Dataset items
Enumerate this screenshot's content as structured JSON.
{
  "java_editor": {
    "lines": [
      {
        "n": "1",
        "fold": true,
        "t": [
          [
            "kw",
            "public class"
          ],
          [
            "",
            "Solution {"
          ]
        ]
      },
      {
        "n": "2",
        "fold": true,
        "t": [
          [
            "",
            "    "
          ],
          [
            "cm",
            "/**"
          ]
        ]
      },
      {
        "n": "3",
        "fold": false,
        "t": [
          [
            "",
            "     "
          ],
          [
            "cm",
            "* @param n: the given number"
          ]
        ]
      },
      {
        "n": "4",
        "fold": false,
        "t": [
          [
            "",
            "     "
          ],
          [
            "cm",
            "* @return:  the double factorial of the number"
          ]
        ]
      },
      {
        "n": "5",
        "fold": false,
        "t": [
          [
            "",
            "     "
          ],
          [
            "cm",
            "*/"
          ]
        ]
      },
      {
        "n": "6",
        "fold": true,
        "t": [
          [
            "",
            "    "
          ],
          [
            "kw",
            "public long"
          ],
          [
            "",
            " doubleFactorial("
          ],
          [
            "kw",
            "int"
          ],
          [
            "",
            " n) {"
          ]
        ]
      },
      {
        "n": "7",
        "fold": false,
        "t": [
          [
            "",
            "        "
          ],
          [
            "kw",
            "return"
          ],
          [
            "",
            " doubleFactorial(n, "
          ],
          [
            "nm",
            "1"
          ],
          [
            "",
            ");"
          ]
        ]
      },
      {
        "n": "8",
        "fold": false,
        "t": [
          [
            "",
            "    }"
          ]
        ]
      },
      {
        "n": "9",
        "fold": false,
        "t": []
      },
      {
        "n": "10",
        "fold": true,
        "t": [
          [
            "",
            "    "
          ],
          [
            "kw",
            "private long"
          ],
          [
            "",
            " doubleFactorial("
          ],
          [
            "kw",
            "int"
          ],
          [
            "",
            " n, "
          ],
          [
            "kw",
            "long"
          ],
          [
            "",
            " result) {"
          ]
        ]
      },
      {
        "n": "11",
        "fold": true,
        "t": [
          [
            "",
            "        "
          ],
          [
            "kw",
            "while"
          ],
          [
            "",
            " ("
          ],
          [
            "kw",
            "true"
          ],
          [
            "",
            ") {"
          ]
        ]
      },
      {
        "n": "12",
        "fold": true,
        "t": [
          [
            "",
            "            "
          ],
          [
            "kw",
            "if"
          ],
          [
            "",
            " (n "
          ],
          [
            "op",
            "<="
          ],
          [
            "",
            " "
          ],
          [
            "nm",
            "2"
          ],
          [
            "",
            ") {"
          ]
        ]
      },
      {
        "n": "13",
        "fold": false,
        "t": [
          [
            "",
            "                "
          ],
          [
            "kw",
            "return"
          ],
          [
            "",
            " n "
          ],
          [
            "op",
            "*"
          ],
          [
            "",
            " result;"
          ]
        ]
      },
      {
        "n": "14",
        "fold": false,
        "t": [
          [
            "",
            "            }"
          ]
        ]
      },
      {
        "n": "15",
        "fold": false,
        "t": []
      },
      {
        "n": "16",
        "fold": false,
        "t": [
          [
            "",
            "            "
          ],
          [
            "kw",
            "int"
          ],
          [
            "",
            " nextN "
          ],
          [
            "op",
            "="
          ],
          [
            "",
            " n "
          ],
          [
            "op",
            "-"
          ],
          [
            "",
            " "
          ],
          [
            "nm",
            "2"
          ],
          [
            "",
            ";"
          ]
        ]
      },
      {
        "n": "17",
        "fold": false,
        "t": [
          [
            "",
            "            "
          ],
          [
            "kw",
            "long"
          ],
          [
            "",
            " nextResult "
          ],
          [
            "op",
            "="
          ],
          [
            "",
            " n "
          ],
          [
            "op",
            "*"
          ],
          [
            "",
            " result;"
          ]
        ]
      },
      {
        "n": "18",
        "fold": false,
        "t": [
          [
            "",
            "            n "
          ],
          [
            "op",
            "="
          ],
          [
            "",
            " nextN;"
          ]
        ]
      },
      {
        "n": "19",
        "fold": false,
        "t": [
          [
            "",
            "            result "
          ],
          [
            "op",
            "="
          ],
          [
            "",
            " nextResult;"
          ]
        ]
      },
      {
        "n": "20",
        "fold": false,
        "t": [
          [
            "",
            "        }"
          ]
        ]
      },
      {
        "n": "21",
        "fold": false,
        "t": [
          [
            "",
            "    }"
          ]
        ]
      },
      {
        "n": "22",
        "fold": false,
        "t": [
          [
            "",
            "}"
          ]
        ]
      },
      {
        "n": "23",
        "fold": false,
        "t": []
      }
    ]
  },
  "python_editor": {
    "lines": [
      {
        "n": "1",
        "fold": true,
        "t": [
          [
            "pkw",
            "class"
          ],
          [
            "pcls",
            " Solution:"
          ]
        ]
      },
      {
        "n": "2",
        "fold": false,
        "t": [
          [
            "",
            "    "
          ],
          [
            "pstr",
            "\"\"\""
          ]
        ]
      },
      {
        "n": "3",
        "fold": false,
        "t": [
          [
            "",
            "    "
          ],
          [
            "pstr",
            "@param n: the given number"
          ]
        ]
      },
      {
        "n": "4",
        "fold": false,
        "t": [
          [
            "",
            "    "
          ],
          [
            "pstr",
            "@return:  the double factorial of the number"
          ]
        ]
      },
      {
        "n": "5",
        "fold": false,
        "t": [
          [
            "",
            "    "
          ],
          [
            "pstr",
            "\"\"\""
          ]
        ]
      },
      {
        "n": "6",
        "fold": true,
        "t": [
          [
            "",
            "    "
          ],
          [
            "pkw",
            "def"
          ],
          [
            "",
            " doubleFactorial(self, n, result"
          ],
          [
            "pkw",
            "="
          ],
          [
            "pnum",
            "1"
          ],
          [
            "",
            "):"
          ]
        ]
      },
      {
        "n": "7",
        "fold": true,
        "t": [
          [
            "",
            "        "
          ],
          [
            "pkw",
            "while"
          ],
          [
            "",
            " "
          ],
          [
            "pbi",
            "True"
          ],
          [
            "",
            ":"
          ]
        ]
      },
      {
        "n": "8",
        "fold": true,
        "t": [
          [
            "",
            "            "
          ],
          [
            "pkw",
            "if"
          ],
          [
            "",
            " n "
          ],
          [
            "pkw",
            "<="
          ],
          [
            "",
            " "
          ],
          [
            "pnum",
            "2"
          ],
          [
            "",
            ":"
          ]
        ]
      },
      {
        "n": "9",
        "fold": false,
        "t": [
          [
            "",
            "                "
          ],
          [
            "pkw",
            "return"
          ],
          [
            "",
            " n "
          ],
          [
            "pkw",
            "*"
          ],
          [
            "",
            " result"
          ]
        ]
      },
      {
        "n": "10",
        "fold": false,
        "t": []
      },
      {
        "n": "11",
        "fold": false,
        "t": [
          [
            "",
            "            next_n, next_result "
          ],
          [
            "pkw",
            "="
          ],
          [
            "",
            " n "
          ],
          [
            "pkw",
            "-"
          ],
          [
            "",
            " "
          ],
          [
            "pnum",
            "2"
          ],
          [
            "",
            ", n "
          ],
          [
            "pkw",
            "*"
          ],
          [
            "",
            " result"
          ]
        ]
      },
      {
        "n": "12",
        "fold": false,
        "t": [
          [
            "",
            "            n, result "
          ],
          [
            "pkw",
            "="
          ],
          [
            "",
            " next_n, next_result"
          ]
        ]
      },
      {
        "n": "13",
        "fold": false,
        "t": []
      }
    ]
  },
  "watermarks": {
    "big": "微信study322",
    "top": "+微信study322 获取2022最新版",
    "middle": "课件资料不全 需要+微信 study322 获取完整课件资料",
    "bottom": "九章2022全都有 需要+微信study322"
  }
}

WHAT IS REQUIRED
Reproduce all of the entries word for word.

SOLVED EXERCISE
Enumerate this screenshot's content as structured JSON.
{
  "java_editor": {
    "lines": [
      {
        "n": "1",
        "fold": true,
        "t": [
          [
            "kw",
            "public class"
          ],
          [
            "",
            "Solution {"
          ]
        ]
      },
      {
        "n": "2",
        "fold": true,
        "t": [
          [
            "",
            "    "
          ],
          [
            "cm",
            "/**"
          ]
        ]
      },
      {
        "n": "3",
        "fold": false,
        "t": [
          [
            "",
            "     "
          ],
          [
            "cm",
            "* @param n: the given number"
          ]
        ]
      },
      {
        "n": "4",
        "fold": false,
        "t": [
          [
            "",
            "     "
          ],
          [
            "cm",
            "* @return:  the double factorial of the number"
          ]
        ]
      },
      {
        "n": "5",
        "fold": false,
        "t": [
          [
            "",
            "     "
          ],
          [
            "cm",
            "*/"
          ]
        ]
      },
      {
        "n": "6",
        "fold": true,
        "t": [
          [
            "",
            "    "
          ],
          [
            "kw",
            "public long"
          ],
          [
            "",
            " doubleFactorial("
          ],
          [
            "kw",
            "int"
          ],
          [
            "",
            " n) {"
          ]
        ]
      },
      {
        "n": "7",
        "fold": false,
        "t": [
          [
            "",
            "        "
          ],
          [
            "kw",
            "return"
          ],
          [
            "",
            " doubleFactorial(n, "
          ],
          [
            "nm",
            "1"
          ],
          [
            "",
            ");"
          ]
        ]
      },
      {
        "n": "8",
        "fold": false,
        "t": [
          [
            "",
            "    }"
          ]
        ]
      },
      {
        "n": "9",
        "fold": false,
        "t": []
      },
      {
        "n": "10",
        "fold": true,
        "t": [
          [
            "",
            "    "
          ],
          [
            "kw",
            "private long"
          ],
          [
            "",
            " doubleFactorial("
          ],
          [
            "kw",
            "int"
          ],
          [
            "",
            " n, "
          ],
          [
            "kw",
            "long"
          ],
          [
            "",
            " result) {"
          ]
        ]
      },
      {
        "n": "11",
        "fold": true,
        "t": [
          [
            "",
            "        "
          ],
          [
            "kw",
            "while"
          ],
          [
            "",
            " ("
          ],
          [
            "kw",
            "true"
          ],
          [
            "",
            ") {"
          ]
        ]
      },
      {
        "n": "12",
        "fold": true,
        "t": [
          [
            "",
            "            "
          ],
          [
            "kw",
            "if"
          ],
          [
            "",
            " (n "
          ],
          [
            "op",
            "<="
          ],
          [
            "",
            " "
          ],
          [
            "nm",
            "2"
          ],
          [
            "",
            ") {"
          ]
        ]
      },
      {
        "n": "13",
        "fold": false,
        "t": [
          [
            "",
            "                "
          ],
          [
            "kw",
            "return"
          ],
          [
            "",
            " n "
          ],
          [
            "op",
            "*"
          ],
          [
            "",
            " result;"
          ]
        ]
      },
      {
        "n": "14",
        "fold": false,
        "t": [
          [
            "",
            "            }"
          ]
        ]
      },
      {
        "n": "15",
        "fold": false,
        "t": []
      },
      {
        "n": "16",
        "fold": false,
        "t": [
          [
            "",
            "            "
          ],
          [
            "kw",
            "int"
          ],
          [
            "",
            " nextN "
          ],
          [
            "op",
            "="
          ],
          [
            "",
            " n "
          ],
          [
            "op",
            "-"
          ],
          [
            "",
            " "
          ],
          [
            "nm",
            "2"
          ],
          [
            "",
            ";"
          ]
        ]
      },
      {
        "n": "17",
        "fold": false,
        "t": [
          [
            "",
            "            "
          ],
          [
            "kw",
            "long"
          ],
          [
            "",
            " nextResult "
          ],
          [
            "op",
            "="
          ],
          [
            "",
            " n "
          ],
          [
            "op",
            "*"
          ],
          [
            "",
            " result;"
          ]
        ]
      },
      {
        "n": "18",
        "fold": false,
        "t": [
          [
            "",
            "            n "
          ],
          [
            "op",
            "="
          ],
          [
            "",
            " nextN;"
          ]
        ]
      },
      {
        "n": "19",
        "fold": false,
        "t": [
          [
            "",
            "            result "
          ],
          [
            "op",
            "="
          ],
          [
            "",
            " nextResult;"
          ]
        ]
      },
      {
        "n": "20",
        "fold": false,
        "t": [
          [
            "",
            "        }"
          ]
        ]
      },
      {
        "n": "21",
        "fold": false,
        "t": [
          [
            "",
            "    }"
          ]
        ]
      },
      {
        "n": "22",
        "fold": false,
        "t": [
          [
            "",
            "}"
          ]
        ]
      },
      {
        "n": "23",
        "fold": false,
        "t": []
      }
    ]
  },
  "python_editor": {
    "lines": [
      {
        "n": "1",
        "fold": true,
        "t": [
          [
            "pkw",
            "class"
          ],
          [
            "pcls",
            " Solution:"
          ]
        ]
      },
      {
        "n": "2",
        "fold": false,
        "t": [
          [
            "",
            "    "
          ],
          [
            "pstr",
            "\"\"\""
          ]
        ]
      },
      {
        "n": "3",
        "fold": false,
        "t": [
          [
            "",
            "    "
          ],
          [
            "pstr",
            "@param n: the given number"
          ]
        ]
      },
      {
        "n": "4",
        "fold": false,
        "t": [
          [
            "",
            "    "
          ],
          [
            "pstr",
            "@return:  the double factorial of the number"
          ]
        ]
      },
      {
        "n": "5",
        "fold": false,
        "t": [
          [
            "",
            "    "
          ],
          [
            "pstr",
            "\"\"\""
          ]
        ]
      },
      {
        "n": "6",
        "fold": true,
        "t": [
          [
            "",
            "    "
          ],
          [
            "pkw",
            "def"
          ],
          [
            "",
            " doubleFactorial(self, n, result"
          ],
          [
            "pkw",
            "="
          ],
          [
            "pnum",
            "1"
          ],
          [
            "",
            "):"
          ]
        ]
      },
      {
        "n": "7",
        "fold": true,
        "t": [
          [
            "",
            "        "
          ],
          [
            "pkw",
            "while"
          ],
          [
            "",
            " "
          ],
          [
            "pbi",
            "True"
          ],
          [
            "",
            ":"
          ]
        ]
      },
      {
        "n": "8",
        "fold": true,
        "t": [
          [
            "",
            "            "
          ],
          [
            "pkw",
            "if"
          ],
          [
            "",
            " n "
          ],
          [
            "pkw",
            "<="
          ],
          [
            "",
            " "
          ],
          [
            "pnum",
            "2"
          ],
          [
            "",
            ":"
          ]
        ]
      },
      {
        "n": "9",
        "fold": false,
        "t": [
          [
            "",
            "                "
          ],
          [
            "pkw",
            "return"
          ],
          [
            "",
            " n "
          ],
          [
            "pkw",
            "*"
          ],
          [
            "",
            " result"
          ]
        ]
      },
      {
        "n": "10",
        "fold": false,
        "t": []
      },
      {
        "n": "11",
        "fold": false,
        "t": [
          [
            "",
            "            next_n, next_result "
          ],
          [
            "pkw",
            "="
          ],
          [
            "",
            " n "
          ],
          [
            "pkw",
            "-"
          ],
          [
            "",
            " "
          ],
          [
            "pnum",
            "2"
          ],
          [
            "",
            ", n "
          ],
          [
            "pkw",
            "*"
          ],
          [
            "",
            " result"
          ]
        ]
      },
      {
        "n": "12",
        "fold": false,
        "t": [
          [
            "",
            "            n, result "
          ],
          [
            "pkw",
            "="
          ],
          [
            "",
            " next_n, next_result"
          ]
        ]
      },
      {
        "n": "13",
        "fold": false,
        "t": []
      }
    ]
  },
  "watermarks": {
    "big": "微信study322",
    "top": "+微信study322 获取2022最新版",
    "middle": "课件资料不全 需要+微信 study322 获取完整课件资料",
    "bottom": "九章2022全都有 需要+微信study322"
  }
}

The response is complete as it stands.